__EXERCISE PROMPT__
Using the data below, repeat all of it precisely.

======== INPUT ROWS ========

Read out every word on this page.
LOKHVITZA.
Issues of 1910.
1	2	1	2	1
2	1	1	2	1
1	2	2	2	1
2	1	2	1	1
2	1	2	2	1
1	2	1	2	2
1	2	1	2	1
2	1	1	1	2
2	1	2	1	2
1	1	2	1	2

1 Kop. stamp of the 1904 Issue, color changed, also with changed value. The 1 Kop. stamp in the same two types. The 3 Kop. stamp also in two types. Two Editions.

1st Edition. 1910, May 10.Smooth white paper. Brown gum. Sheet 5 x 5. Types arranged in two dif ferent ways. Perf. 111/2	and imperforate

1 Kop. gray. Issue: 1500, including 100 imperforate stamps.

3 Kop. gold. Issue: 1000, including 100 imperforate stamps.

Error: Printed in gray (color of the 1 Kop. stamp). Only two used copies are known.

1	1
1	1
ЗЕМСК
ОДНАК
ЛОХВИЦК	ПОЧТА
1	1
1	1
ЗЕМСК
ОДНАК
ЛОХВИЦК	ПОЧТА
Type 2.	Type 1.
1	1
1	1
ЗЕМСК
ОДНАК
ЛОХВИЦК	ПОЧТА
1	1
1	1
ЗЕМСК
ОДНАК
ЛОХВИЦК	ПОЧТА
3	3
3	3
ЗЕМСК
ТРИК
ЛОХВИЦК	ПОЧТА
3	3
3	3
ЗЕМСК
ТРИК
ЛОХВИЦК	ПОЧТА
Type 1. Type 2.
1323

========

__EXERCISE RESULT__
Read out every word on this page.
LOKHVITZA.
Issues of 1910.
1	2	1	2	1
2	1	1	2	1
1	2	2	2	1
2	1	2	1	1
2	1	2	2	1
1	2	1	2	2
1	2	1	2	1
2	1	1	1	2
2	1	2	1	2
1	1	2	1	2

1 Kop. stamp of the 1904 Issue, color changed, also with changed value. The 1 Kop. stamp in the same two types. The 3 Kop. stamp also in two types. Two Editions.

1st Edition. 1910, May 10.Smooth white paper. Brown gum. Sheet 5 x 5. Types arranged in two dif ferent ways. Perf. 111/2	and imperforate

1 Kop. gray. Issue: 1500, including 100 imperforate stamps.

3 Kop. gold. Issue: 1000, including 100 imperforate stamps.

Error: Printed in gray (color of the 1 Kop. stamp). Only two used copies are known.

1	1
1	1
ЗЕМСК
ОДНАК
ЛОХВИЦК	ПОЧТА
1	1
1	1
ЗЕМСК
ОДНАК
ЛОХВИЦК	ПОЧТА
Type 2.	Type 1.
1	1
1	1
ЗЕМСК
ОДНАК
ЛОХВИЦК	ПОЧТА
1	1
1	1
ЗЕМСК
ОДНАК
ЛОХВИЦК	ПОЧТА
3	3
3	3
ЗЕМСК
ТРИК
ЛОХВИЦК	ПОЧТА
3	3
3	3
ЗЕМСК
ТРИК
ЛОХВИЦК	ПОЧТА
Type 1. Type 2.
1323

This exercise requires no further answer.